=== SET TASK ===
Report how many lines in the records below contain the word "一起向未来". Give only the number.

[Extracted records]
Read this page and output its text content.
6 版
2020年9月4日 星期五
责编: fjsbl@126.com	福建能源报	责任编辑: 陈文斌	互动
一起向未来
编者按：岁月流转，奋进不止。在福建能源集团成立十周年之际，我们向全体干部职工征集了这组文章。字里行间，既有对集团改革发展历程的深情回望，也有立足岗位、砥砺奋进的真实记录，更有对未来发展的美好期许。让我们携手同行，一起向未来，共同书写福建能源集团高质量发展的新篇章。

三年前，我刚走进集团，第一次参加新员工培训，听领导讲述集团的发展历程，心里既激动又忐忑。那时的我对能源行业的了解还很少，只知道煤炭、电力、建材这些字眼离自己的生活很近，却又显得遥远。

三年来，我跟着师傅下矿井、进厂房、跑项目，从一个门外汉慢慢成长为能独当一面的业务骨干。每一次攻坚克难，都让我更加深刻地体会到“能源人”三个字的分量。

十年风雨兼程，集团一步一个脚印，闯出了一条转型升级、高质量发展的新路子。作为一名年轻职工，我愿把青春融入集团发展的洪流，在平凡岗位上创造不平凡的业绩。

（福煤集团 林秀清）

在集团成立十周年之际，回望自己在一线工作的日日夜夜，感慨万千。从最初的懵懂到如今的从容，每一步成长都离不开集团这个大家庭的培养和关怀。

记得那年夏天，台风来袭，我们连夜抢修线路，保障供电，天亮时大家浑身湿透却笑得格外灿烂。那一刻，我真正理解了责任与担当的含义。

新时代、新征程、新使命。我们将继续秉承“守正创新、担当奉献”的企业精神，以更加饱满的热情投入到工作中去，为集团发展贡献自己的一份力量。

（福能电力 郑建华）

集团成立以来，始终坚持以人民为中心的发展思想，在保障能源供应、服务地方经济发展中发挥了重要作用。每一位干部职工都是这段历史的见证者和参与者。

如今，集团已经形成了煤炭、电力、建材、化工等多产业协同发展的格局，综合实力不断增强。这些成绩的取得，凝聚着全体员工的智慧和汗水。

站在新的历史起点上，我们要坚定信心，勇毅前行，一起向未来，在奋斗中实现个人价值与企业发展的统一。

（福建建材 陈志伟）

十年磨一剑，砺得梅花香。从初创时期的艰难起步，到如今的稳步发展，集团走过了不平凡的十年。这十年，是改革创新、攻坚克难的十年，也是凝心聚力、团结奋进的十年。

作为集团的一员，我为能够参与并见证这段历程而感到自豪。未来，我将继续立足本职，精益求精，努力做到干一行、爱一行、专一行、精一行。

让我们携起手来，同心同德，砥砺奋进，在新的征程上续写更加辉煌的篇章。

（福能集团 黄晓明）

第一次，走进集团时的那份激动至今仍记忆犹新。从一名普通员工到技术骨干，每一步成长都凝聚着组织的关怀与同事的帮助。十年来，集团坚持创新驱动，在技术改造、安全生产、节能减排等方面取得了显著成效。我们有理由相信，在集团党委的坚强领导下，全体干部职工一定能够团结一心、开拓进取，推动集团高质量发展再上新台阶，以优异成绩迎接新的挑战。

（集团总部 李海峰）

=== OUTPUT BELOW ===
3